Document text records

*****

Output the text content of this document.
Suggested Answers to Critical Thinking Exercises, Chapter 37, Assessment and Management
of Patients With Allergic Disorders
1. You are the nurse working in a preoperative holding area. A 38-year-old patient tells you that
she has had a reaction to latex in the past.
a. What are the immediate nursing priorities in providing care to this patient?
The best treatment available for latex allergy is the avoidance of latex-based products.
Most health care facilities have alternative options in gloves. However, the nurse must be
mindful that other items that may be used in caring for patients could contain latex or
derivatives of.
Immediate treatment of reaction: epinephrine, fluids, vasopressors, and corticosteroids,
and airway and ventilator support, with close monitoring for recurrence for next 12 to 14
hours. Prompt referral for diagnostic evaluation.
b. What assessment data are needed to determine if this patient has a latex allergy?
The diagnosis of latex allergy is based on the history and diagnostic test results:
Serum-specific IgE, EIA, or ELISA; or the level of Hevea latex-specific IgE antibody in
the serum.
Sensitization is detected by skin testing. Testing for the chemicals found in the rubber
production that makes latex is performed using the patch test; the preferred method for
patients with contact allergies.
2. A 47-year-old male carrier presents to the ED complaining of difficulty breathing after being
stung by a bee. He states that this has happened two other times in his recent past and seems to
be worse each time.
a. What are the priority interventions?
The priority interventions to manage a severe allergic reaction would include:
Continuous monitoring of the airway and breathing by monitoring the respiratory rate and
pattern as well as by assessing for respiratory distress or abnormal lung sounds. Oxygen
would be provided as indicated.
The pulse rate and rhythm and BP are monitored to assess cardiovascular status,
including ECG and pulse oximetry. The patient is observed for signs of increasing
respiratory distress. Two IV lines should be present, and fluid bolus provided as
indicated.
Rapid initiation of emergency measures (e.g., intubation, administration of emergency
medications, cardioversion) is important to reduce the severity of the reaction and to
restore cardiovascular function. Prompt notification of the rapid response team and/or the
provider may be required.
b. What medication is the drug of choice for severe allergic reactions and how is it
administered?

*****

Goal of the exercise: Which lines in the entries above contain "airway"? Pull each of them out.

Your solution:
and airway and ventilator support, with close monitoring for recurrence for next 12 to 14
Continuous monitoring of the airway and breathing by monitoring the respiratory rate and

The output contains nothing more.